◆ **Job**
In the listing below, locate the lines bearing the word "document". Copy every one of them.
* start Extracted information *
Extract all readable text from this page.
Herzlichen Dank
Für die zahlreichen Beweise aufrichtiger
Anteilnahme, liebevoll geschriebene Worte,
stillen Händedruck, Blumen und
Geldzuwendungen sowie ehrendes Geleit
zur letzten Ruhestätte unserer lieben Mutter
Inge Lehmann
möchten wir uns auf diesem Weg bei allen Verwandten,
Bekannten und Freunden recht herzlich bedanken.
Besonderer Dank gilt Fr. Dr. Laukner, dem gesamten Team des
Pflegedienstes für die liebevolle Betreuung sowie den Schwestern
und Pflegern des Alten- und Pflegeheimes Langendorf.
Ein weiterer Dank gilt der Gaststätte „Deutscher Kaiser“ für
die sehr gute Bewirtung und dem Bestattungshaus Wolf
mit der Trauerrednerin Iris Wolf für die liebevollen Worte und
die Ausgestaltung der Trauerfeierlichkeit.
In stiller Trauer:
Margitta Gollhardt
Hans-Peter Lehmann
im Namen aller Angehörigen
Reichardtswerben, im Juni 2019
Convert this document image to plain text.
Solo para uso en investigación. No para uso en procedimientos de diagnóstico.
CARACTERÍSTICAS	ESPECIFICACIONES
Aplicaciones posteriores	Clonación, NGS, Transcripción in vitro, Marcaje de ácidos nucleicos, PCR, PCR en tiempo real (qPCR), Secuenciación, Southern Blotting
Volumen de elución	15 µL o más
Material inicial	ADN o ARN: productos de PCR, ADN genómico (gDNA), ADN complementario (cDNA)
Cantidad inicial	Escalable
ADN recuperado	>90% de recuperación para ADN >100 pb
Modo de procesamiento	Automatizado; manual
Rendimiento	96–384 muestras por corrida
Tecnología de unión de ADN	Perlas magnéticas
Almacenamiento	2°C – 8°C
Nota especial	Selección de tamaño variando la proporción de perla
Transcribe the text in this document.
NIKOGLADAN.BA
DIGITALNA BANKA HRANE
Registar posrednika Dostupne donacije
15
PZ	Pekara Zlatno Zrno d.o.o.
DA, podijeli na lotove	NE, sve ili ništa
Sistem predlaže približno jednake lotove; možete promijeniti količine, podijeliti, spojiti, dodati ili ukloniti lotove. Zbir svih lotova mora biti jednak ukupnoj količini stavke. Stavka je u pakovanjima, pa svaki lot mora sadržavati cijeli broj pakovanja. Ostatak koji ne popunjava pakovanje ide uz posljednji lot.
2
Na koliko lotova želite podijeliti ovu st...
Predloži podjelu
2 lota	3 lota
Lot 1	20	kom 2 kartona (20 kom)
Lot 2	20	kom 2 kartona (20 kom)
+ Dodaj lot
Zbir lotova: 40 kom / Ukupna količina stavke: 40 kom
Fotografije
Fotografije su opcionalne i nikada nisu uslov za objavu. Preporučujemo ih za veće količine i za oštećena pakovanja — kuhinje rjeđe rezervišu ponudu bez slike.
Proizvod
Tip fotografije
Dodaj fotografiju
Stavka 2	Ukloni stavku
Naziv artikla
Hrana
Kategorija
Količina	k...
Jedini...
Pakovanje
* end Extracted information *
◆ **Final result**
Convert this document image to plain text.
Transcribe the text in this document.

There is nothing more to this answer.